A run of records
______

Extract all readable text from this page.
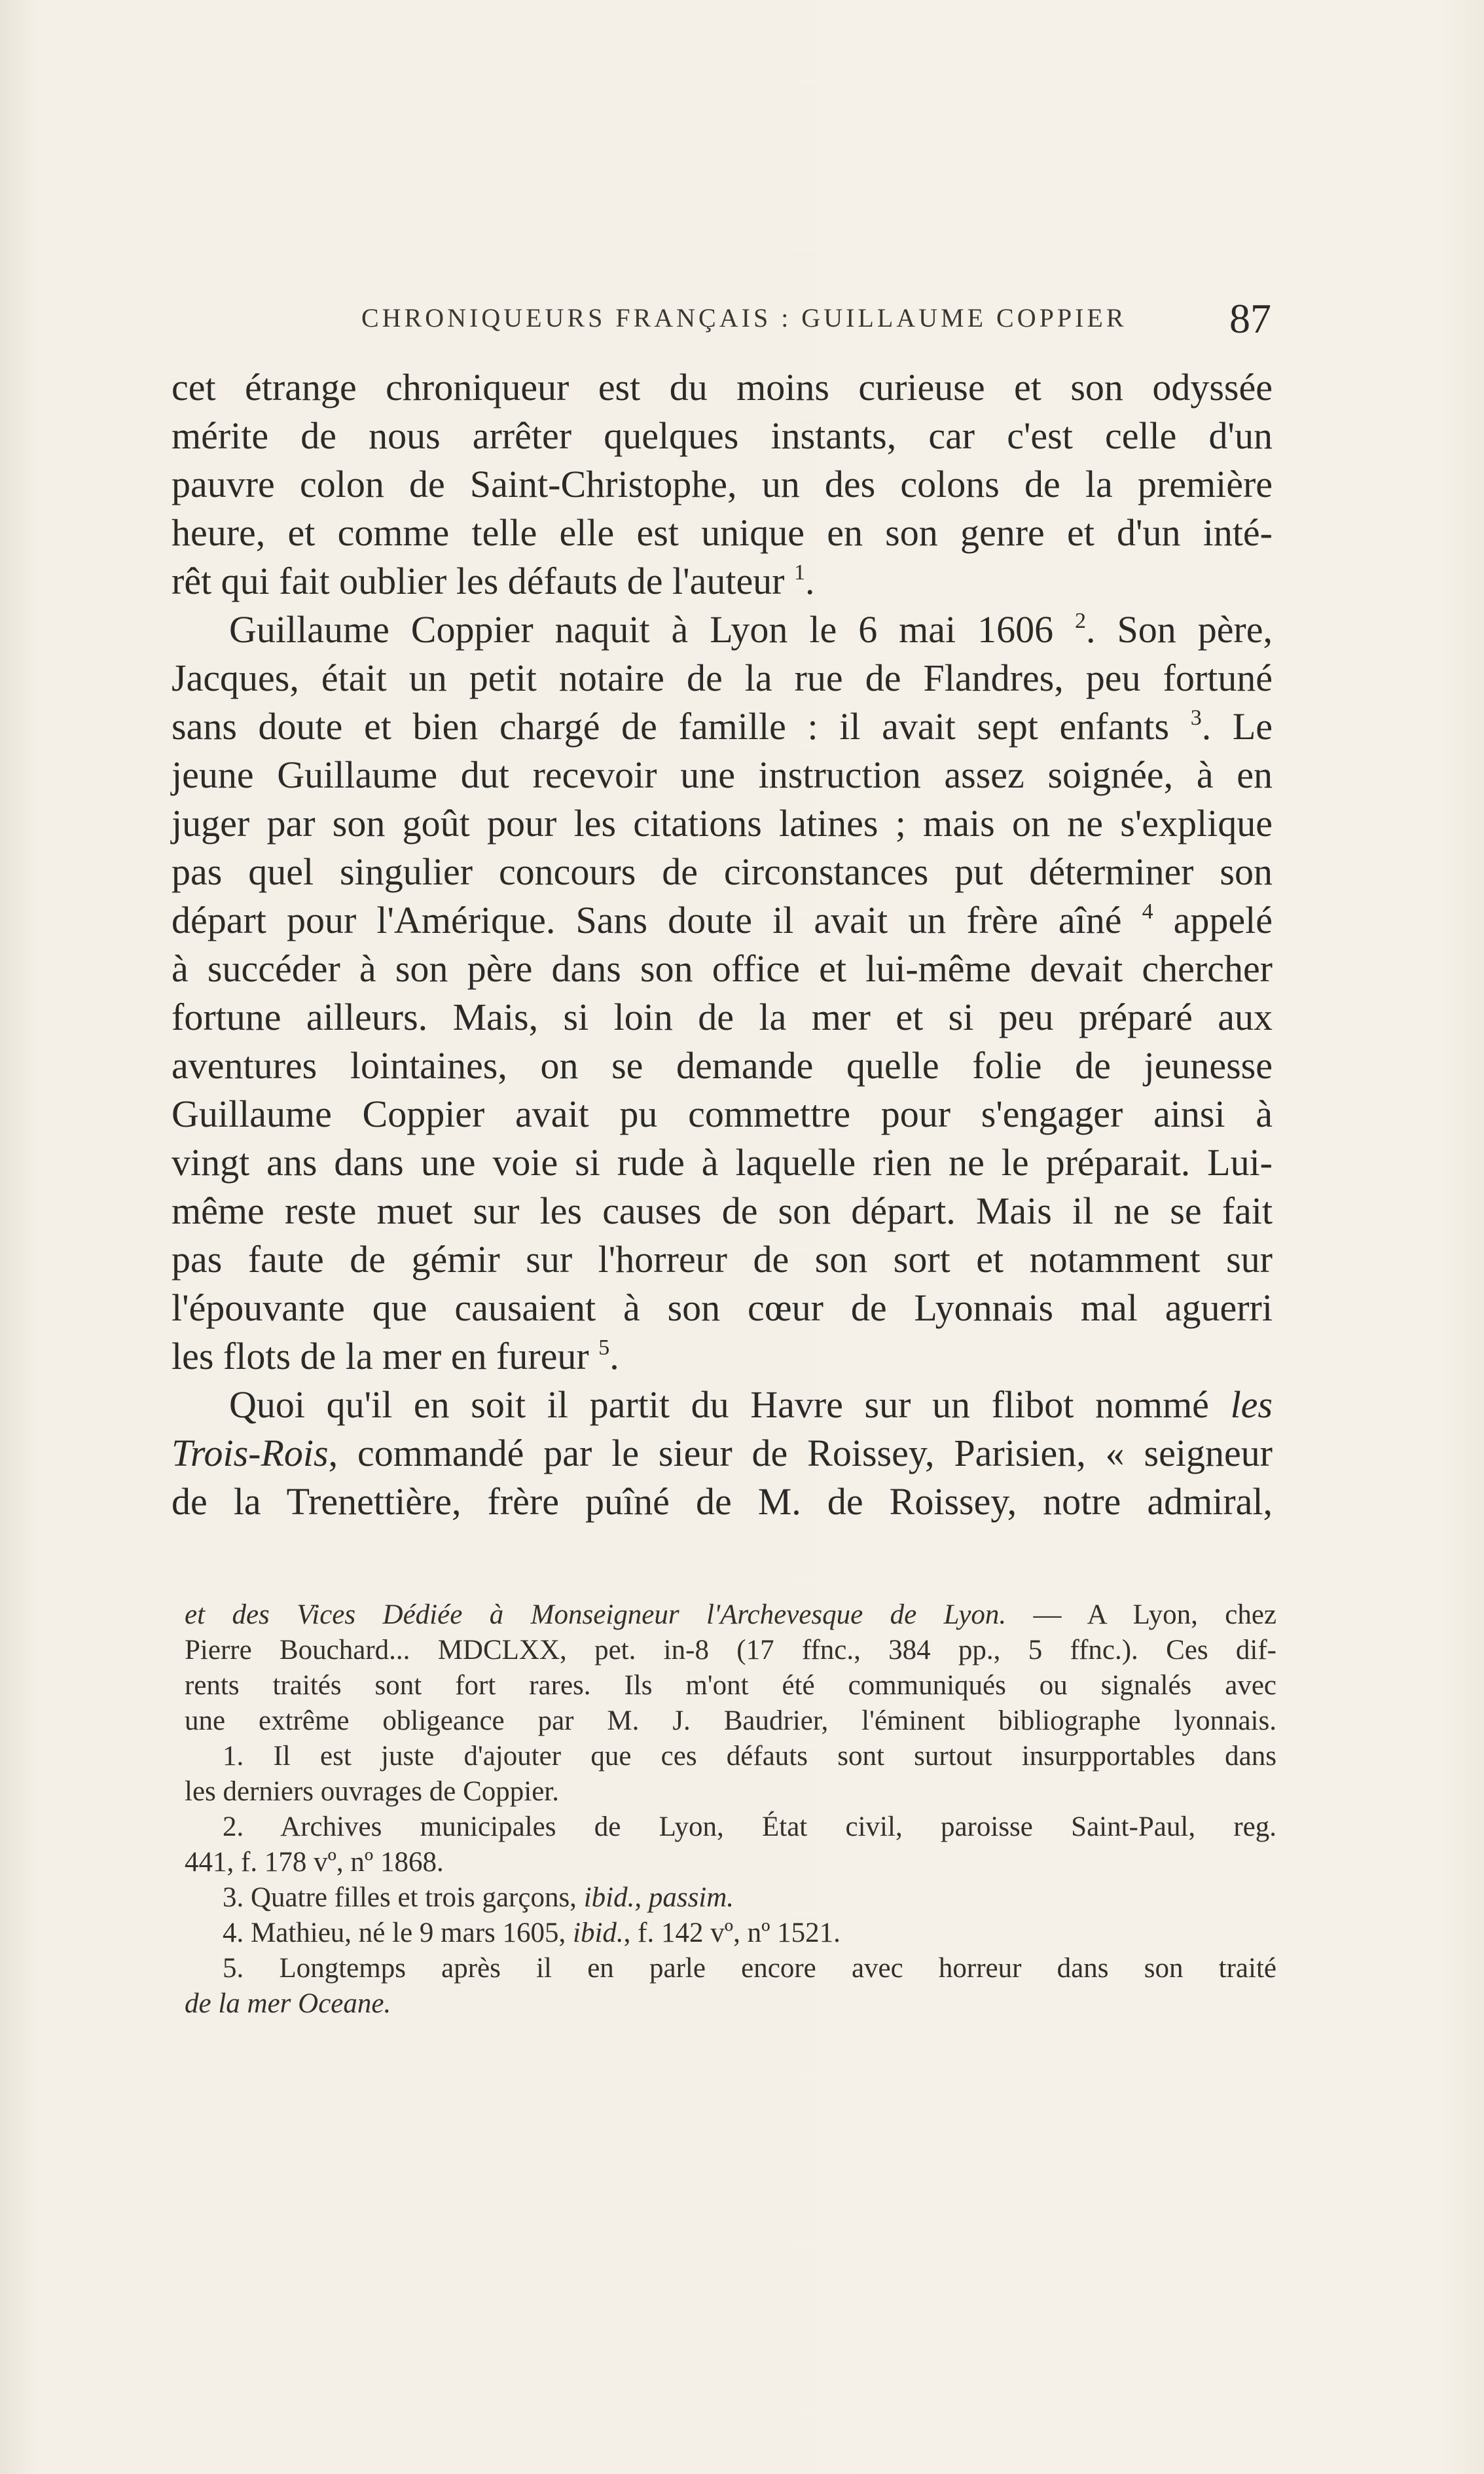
CHRONIQUEURS FRANÇAIS : GUILLAUME COPPIER 87
cet étrange chroniqueur est du moins curieuse et son odyssée
mérite de nous arrêter quelques instants, car c'est celle d'un
pauvre colon de Saint-Christophe, un des colons de la première
heure, et comme telle elle est unique en son genre et d'un inté-
rêt qui fait oublier les défauts de l'auteur $^1$.
Guillaume Coppier naquit à Lyon le 6 mai 1606 $^2$. Son père,
Jacques, était un petit notaire de la rue de Flandres, peu fortuné
sans doute et bien chargé de famille : il avait sept enfants $^3$. Le
jeune Guillaume dut recevoir une instruction assez soignée, à en
juger par son goût pour les citations latines ; mais on ne s'explique
pas quel singulier concours de circonstances put déterminer son
départ pour l'Amérique. Sans doute il avait un frère aîné $^4$ appelé
à succéder à son père dans son office et lui-même devait chercher
fortune ailleurs. Mais, si loin de la mer et si peu préparé aux
aventures lointaines, on se demande quelle folie de jeunesse
Guillaume Coppier avait pu commettre pour s'engager ainsi à
vingt ans dans une voie si rude à laquelle rien ne le préparait. Lui-
même reste muet sur les causes de son départ. Mais il ne se fait
pas faute de gémir sur l'horreur de son sort et notamment sur
l'épouvante que causaient à son cœur de Lyonnais mal aguerri
les flots de la mer en fureur $^5$.
Quoi qu'il en soit il partit du Havre sur un flibot nommé les
Trois-Rois, commandé par le sieur de Roissey, Parisien, « seigneur
de la Trenettière, frère puîné de M. de Roissey, notre admiral,
et des Vices Dédiée à Monseigneur l'Archevesque de Lyon. — A Lyon, chez
Pierre Bouchard... MDCLXX, pet. in-8 (17 ffnc., 384 pp., 5 ffnc.). Ces dif-
rents traités sont fort rares. Ils m'ont été communiqués ou signalés avec
une extrême obligeance par M. J. Baudrier, l'éminent bibliographe lyonnais.
1. Il est juste d'ajouter que ces défauts sont surtout insurpportables dans
les derniers ouvrages de Coppier.
2. Archives municipales de Lyon, État civil, paroisse Saint-Paul, reg.
441, f. 178 vº, nº 1868.
3. Quatre filles et trois garçons, ibid., passim.
4. Mathieu, né le 9 mars 1605, ibid., f. 142 vº, nº 1521.
5. Longtemps après il en parle encore avec horreur dans son traité
de la mer Oceane.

______

● Problem description: Read the entries above, then pull out the lines that include "même".

● The response:
à succéder à son père dans son office et lui-même devait chercher
même reste muet sur les causes de son départ. Mais il ne se fait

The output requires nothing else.